━━━━━ Provided information

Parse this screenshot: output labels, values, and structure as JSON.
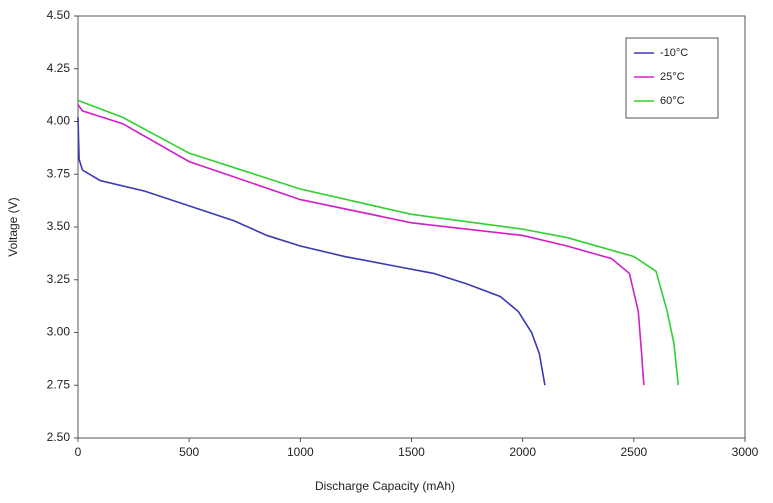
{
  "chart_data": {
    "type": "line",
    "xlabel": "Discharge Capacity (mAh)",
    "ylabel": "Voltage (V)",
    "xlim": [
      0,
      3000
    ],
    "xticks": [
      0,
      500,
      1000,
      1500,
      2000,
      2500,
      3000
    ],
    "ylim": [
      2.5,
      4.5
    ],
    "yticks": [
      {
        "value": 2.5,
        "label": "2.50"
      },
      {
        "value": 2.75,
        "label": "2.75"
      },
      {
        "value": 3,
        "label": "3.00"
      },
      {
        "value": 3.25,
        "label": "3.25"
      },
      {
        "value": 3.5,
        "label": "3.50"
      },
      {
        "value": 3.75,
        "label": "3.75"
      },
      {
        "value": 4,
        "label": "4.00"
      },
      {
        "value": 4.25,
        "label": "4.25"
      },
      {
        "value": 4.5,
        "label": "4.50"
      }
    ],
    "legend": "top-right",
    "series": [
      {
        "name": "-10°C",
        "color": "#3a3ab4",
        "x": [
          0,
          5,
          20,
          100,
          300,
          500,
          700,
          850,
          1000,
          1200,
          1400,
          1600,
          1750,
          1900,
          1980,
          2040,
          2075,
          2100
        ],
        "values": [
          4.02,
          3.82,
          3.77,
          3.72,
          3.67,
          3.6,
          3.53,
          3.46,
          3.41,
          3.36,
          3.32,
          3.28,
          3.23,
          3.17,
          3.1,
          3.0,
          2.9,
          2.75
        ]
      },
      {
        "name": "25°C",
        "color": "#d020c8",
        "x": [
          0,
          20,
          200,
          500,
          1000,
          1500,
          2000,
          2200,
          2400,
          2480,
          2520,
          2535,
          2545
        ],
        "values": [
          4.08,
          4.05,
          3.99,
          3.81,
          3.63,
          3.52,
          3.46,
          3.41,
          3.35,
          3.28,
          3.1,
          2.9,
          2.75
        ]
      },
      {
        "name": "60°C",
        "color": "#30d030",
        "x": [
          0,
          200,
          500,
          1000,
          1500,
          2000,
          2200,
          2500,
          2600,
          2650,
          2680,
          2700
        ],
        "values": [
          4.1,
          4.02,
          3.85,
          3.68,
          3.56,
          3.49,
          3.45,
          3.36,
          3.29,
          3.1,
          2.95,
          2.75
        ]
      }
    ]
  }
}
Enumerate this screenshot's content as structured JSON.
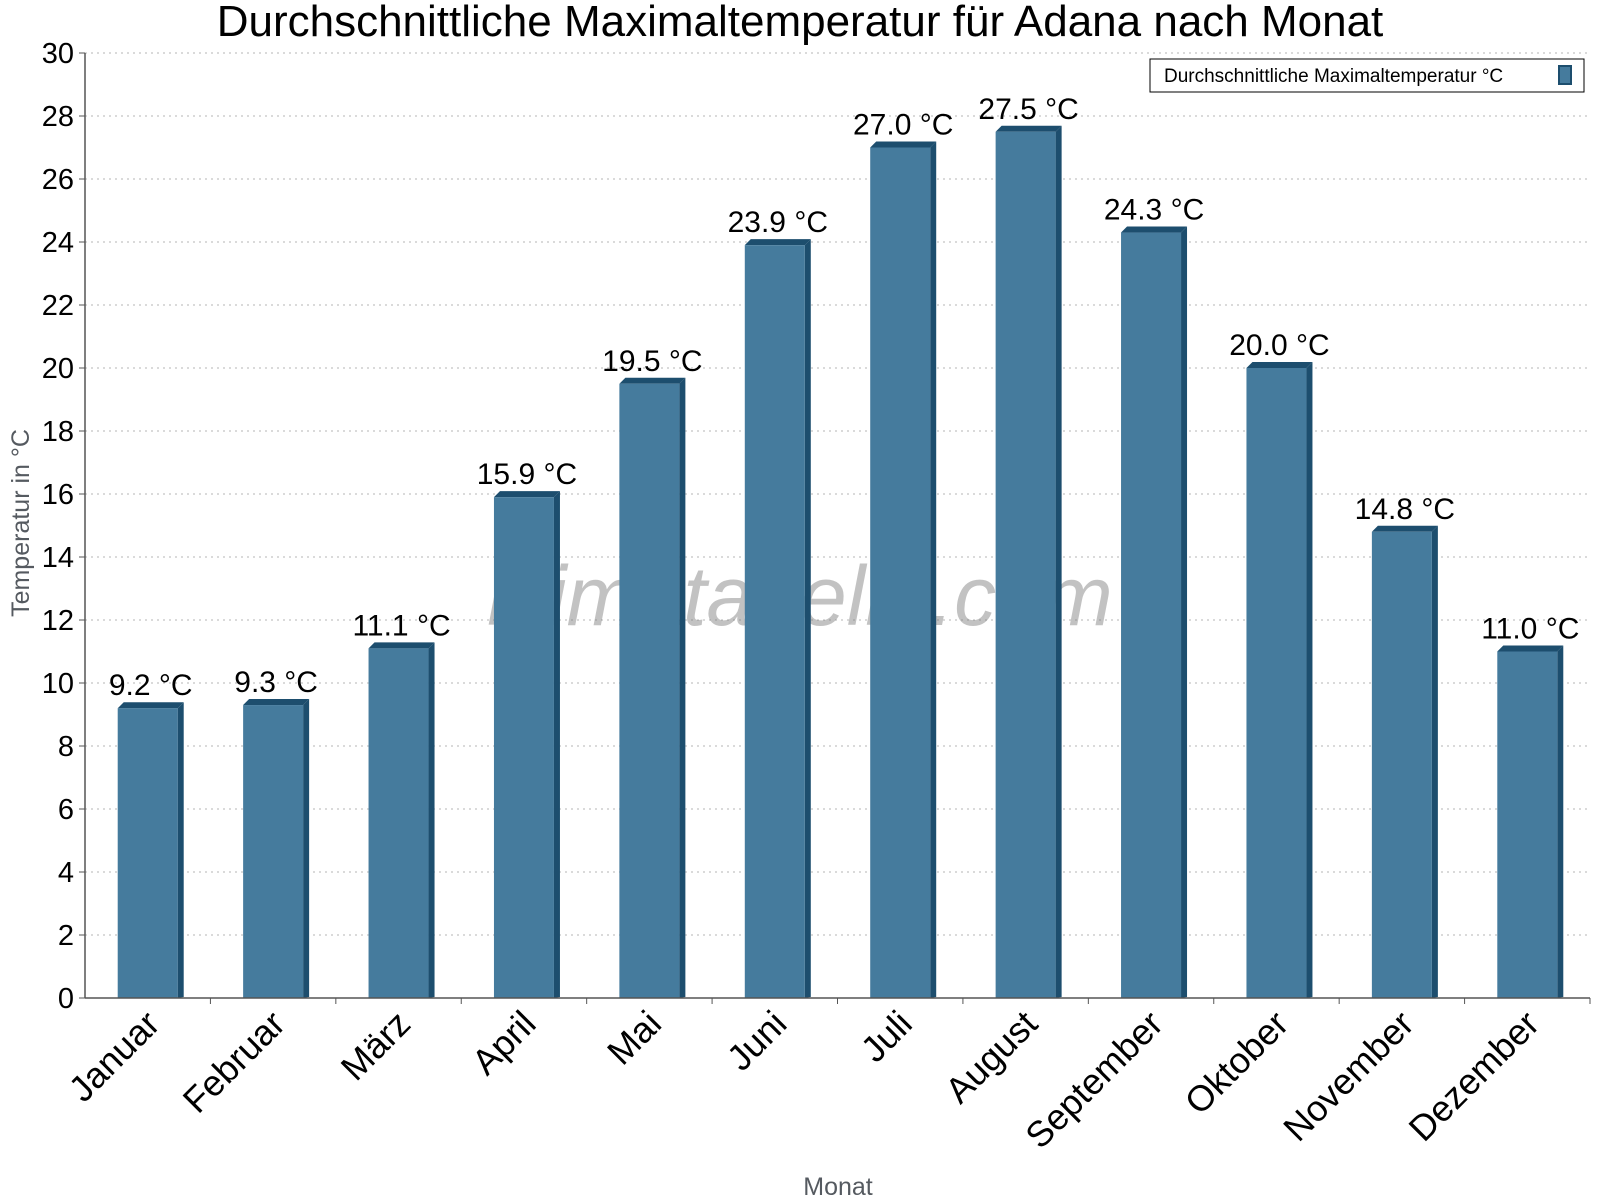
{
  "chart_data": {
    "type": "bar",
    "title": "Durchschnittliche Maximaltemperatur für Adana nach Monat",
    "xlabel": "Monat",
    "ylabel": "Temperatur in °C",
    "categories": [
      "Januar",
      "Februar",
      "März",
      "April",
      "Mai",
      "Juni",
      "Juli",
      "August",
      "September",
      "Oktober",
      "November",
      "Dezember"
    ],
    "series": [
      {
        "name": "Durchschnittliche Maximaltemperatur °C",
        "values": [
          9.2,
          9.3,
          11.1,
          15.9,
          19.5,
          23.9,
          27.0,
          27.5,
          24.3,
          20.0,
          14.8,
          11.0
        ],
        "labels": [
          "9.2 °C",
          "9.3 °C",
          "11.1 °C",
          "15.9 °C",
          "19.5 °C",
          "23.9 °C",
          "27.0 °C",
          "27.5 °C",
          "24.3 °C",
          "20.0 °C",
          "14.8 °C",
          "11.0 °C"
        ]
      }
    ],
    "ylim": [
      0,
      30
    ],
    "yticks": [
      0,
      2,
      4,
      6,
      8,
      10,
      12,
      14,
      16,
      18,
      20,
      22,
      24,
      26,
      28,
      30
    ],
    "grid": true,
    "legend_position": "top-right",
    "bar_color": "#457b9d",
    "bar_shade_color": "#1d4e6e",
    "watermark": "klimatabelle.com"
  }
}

━━━━━━━━━━
━━━━━ Provided information

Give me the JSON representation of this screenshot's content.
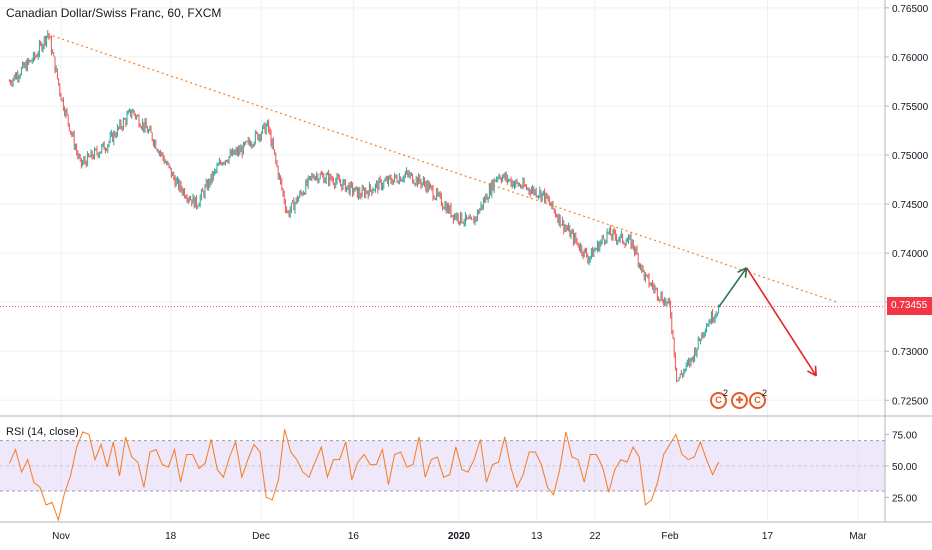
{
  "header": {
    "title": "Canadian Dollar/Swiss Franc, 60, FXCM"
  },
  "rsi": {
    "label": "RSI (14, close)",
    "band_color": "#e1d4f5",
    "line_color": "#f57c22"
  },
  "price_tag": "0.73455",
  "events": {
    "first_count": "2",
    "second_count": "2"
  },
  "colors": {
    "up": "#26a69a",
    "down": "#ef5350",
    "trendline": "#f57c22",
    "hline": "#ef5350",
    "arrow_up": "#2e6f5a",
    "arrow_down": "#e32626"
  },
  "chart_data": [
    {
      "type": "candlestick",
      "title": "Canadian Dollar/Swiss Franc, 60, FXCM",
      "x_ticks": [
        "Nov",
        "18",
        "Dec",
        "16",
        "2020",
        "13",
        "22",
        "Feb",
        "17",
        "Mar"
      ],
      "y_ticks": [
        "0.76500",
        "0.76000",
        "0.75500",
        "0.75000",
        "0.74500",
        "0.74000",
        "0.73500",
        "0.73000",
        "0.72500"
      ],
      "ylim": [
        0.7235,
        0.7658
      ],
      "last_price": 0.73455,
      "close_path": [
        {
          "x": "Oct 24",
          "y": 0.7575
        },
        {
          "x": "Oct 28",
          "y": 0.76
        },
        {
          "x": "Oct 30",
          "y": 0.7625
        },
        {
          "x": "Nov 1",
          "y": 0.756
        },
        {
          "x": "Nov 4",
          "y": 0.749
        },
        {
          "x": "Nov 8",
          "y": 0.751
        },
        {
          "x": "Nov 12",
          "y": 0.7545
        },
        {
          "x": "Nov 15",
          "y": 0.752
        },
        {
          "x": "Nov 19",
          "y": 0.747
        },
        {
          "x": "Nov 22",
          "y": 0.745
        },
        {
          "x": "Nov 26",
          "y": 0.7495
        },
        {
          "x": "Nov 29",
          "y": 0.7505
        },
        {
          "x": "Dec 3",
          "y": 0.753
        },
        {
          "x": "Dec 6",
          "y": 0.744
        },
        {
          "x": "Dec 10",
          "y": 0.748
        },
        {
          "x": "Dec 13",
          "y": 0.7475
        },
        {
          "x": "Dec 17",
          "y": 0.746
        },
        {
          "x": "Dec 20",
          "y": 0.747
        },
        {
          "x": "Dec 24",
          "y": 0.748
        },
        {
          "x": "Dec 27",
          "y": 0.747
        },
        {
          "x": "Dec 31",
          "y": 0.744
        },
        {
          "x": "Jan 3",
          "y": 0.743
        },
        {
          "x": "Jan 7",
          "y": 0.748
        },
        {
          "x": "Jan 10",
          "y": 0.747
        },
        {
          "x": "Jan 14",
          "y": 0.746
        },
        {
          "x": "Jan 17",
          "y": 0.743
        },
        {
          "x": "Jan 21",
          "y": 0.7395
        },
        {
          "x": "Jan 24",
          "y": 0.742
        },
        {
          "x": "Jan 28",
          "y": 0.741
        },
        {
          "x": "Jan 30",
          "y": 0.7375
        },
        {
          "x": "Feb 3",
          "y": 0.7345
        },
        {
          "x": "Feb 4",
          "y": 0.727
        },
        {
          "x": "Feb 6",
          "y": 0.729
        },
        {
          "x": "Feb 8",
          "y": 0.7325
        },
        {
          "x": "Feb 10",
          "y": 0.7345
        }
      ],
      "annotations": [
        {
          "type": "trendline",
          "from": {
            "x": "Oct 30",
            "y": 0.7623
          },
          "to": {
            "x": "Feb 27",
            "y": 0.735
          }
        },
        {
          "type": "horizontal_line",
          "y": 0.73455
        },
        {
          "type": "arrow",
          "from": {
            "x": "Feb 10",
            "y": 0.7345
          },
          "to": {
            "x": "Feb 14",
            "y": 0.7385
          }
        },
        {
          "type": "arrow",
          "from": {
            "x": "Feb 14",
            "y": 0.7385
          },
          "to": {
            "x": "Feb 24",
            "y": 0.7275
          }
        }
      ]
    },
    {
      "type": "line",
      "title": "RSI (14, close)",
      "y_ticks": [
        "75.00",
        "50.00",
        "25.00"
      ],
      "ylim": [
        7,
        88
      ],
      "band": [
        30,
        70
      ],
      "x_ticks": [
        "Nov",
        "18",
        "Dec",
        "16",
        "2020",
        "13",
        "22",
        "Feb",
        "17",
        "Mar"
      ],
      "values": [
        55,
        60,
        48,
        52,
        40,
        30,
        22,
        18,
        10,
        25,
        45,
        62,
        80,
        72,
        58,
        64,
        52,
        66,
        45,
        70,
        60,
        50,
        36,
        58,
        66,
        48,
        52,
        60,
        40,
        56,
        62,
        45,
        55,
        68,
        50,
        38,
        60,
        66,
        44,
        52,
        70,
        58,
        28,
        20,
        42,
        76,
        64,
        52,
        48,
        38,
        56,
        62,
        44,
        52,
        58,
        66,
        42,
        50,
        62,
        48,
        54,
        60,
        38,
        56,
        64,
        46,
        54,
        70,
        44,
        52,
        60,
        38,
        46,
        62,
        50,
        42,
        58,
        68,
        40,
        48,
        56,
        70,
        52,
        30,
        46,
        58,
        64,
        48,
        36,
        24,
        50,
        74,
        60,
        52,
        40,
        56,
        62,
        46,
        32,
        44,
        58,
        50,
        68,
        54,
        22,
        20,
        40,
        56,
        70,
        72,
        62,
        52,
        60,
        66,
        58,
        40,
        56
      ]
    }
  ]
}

━━━━━━━━━━
━━━━━ Provided information

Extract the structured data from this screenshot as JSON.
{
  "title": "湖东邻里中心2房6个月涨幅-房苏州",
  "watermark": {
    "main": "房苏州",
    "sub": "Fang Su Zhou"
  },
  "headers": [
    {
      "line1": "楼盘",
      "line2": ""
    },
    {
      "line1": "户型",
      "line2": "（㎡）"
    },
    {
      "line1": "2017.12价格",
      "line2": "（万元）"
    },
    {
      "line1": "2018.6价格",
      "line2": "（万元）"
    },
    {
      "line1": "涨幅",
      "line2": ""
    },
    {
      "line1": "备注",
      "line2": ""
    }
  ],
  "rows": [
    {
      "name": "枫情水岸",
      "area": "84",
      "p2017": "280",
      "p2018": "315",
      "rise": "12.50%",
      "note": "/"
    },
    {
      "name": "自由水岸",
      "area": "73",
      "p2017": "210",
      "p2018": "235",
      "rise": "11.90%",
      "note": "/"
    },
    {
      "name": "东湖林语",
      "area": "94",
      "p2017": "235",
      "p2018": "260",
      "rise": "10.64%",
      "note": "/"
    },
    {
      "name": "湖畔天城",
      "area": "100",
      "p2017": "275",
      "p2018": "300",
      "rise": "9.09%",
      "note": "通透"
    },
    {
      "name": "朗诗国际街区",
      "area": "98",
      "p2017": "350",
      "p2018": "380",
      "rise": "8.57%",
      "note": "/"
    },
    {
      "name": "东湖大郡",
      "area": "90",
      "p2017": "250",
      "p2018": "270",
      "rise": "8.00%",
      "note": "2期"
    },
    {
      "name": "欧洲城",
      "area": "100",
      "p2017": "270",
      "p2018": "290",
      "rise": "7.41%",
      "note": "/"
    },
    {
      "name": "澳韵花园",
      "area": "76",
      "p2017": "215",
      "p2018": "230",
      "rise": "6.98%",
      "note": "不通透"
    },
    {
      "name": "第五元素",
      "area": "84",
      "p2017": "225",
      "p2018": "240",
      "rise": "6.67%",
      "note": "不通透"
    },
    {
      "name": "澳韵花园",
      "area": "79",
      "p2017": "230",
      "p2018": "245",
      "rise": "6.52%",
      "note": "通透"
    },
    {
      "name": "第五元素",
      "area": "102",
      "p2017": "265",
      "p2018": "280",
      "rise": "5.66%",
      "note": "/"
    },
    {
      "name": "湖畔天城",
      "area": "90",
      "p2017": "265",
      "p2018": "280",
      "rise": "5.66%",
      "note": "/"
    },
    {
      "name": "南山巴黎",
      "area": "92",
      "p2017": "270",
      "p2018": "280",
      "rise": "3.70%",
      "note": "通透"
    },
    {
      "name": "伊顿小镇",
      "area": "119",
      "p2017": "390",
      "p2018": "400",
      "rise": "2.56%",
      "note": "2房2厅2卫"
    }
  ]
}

━━━━━━━━━━

◆ **What to work on**:
Reproduce each line of the entries in which the word "Franc" is found.

◆ **Answer to the task**:
    "title": "Canadian Dollar/Swiss Franc, 60, FXCM"
      "title": "Canadian Dollar/Swiss Franc, 60, FXCM",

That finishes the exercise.